Pick out each line containing the string "aránya".

* start DATA IN THIS EXERCISE *

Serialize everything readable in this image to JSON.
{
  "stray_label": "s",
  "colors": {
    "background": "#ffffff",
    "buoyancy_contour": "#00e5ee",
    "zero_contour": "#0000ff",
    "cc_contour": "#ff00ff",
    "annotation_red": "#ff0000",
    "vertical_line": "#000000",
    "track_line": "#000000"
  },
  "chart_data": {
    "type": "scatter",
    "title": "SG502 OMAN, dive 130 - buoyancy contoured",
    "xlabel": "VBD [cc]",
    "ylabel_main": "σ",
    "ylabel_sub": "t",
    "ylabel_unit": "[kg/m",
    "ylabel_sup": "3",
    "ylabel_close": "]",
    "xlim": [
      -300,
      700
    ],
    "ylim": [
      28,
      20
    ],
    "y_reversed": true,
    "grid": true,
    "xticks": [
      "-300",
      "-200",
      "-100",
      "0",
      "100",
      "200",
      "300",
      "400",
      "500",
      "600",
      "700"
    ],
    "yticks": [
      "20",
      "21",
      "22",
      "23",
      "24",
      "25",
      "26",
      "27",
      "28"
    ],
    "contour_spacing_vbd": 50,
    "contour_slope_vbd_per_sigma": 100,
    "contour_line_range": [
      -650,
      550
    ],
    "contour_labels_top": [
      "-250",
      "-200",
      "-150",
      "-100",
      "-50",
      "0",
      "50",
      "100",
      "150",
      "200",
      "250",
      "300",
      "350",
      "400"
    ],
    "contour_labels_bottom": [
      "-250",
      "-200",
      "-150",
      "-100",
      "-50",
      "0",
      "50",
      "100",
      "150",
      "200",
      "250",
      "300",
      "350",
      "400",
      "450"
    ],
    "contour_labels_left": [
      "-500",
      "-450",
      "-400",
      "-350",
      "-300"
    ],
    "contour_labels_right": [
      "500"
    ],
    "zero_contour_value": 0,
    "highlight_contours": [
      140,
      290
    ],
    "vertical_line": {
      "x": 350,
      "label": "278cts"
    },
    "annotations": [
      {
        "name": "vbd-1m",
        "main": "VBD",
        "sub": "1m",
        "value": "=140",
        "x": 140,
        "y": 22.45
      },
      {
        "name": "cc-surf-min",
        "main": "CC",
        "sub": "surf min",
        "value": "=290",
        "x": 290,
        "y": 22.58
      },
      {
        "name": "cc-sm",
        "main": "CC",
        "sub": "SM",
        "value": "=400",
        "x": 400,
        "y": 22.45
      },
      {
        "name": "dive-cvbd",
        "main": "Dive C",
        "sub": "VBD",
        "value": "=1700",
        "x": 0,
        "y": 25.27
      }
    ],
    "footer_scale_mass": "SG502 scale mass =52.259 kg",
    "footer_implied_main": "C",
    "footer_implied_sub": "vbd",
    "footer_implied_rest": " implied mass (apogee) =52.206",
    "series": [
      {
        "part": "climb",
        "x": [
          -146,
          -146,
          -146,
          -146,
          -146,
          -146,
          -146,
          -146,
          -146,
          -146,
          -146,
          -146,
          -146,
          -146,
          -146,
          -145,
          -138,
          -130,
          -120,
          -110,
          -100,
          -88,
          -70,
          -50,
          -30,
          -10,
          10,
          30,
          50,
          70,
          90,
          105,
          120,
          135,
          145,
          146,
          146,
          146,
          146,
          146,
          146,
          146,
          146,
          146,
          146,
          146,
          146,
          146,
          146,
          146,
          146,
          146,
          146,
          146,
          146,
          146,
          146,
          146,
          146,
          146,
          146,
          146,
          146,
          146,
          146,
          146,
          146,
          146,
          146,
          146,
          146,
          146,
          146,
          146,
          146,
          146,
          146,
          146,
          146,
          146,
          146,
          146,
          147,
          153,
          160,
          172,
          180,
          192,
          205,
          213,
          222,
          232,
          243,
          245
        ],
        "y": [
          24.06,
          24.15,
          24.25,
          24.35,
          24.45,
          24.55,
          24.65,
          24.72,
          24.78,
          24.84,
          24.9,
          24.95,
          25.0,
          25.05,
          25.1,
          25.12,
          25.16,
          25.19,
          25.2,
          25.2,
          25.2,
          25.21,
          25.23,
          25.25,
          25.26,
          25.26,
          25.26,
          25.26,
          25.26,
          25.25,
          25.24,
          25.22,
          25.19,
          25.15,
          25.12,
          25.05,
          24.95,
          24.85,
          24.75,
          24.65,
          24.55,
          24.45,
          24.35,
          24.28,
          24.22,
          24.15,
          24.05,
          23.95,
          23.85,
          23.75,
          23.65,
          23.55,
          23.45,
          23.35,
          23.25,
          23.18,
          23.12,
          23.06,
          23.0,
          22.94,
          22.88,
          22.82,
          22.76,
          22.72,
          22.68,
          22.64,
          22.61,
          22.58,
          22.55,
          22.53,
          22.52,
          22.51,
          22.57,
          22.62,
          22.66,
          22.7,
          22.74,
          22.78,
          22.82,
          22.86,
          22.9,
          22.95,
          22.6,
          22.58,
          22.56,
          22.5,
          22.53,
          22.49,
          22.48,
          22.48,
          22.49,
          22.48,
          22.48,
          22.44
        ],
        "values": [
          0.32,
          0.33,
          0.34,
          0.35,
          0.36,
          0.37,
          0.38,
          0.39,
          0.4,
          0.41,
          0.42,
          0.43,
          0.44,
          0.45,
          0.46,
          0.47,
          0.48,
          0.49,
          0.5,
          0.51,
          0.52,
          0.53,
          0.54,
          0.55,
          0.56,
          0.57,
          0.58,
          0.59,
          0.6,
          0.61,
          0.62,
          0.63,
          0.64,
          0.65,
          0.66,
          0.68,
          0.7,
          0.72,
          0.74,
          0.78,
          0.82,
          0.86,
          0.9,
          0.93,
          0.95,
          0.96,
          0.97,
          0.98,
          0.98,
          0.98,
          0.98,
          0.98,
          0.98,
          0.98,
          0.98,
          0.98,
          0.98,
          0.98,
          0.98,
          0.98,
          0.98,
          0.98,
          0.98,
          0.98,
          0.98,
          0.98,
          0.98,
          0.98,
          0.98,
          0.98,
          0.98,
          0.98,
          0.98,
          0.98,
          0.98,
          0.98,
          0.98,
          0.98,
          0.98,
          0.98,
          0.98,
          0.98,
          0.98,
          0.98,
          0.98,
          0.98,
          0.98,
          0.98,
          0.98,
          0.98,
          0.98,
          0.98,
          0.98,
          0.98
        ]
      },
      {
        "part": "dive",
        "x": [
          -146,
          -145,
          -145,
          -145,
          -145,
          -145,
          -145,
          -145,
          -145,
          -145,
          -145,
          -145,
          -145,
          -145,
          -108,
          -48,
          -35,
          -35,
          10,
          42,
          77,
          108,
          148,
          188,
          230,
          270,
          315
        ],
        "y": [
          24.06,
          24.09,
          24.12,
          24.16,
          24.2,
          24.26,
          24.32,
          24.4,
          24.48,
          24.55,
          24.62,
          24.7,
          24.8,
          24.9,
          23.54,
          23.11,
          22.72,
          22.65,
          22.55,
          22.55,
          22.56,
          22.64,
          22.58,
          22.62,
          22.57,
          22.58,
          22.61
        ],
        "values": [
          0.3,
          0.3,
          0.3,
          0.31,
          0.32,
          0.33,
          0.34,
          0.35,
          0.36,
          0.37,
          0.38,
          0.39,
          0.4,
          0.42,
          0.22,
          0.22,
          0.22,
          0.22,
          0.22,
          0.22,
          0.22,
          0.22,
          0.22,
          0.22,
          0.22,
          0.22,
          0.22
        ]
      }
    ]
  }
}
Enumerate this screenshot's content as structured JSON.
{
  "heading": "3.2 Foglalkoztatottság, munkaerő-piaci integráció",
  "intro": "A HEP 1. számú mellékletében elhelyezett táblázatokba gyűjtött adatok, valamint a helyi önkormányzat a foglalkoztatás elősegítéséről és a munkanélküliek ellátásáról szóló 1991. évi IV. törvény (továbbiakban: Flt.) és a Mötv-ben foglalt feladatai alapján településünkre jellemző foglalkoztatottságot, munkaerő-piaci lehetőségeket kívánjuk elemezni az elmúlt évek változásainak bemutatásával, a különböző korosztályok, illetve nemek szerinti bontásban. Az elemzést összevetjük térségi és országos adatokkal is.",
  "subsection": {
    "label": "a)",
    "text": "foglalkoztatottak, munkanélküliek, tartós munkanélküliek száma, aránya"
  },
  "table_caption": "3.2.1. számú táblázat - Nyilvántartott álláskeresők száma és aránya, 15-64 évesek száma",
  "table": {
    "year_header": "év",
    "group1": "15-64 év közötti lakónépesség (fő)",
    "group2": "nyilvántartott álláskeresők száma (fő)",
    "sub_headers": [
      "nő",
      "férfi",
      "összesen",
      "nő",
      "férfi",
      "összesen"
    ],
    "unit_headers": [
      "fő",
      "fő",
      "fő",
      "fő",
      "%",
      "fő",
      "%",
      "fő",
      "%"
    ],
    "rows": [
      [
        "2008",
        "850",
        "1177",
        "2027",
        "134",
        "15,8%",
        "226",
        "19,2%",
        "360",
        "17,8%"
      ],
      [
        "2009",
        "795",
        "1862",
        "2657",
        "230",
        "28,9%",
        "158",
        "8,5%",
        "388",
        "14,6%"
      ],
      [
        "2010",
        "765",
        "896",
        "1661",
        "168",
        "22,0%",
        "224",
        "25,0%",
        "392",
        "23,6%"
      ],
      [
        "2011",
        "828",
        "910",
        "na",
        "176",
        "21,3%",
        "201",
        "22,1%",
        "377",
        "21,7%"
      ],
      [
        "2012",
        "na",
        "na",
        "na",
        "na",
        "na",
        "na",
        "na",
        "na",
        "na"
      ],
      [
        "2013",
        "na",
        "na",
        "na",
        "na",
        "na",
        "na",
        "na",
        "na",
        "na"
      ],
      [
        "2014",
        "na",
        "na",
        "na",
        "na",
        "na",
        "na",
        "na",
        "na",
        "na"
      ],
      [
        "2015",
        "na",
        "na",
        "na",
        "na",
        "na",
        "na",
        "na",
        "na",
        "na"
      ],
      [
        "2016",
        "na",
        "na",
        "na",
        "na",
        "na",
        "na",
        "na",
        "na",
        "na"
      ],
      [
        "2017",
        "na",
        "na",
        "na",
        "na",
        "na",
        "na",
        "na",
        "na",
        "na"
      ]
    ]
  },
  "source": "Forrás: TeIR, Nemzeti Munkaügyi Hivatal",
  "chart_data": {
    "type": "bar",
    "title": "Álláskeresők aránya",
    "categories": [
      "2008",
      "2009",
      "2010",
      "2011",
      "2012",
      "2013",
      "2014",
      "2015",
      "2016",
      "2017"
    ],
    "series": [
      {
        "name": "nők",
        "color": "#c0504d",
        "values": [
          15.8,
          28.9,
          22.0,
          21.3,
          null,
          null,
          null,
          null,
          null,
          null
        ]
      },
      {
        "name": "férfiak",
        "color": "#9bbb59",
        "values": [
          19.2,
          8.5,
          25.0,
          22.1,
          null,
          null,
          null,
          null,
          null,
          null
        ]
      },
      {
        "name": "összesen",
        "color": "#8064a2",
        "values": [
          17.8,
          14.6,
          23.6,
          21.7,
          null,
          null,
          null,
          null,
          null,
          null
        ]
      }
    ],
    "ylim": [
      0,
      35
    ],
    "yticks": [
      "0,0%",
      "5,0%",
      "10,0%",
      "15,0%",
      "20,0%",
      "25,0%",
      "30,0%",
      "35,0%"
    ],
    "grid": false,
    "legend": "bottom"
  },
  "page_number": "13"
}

* end DATA IN THIS EXERCISE *

### FULL SOLUTION
    "text": "foglalkoztatottak, munkanélküliek, tartós munkanélküliek száma, aránya"
  "table_caption": "3.2.1. számú táblázat - Nyilvántartott álláskeresők száma és aránya, 15-64 évesek száma",
    "title": "Álláskeresők aránya",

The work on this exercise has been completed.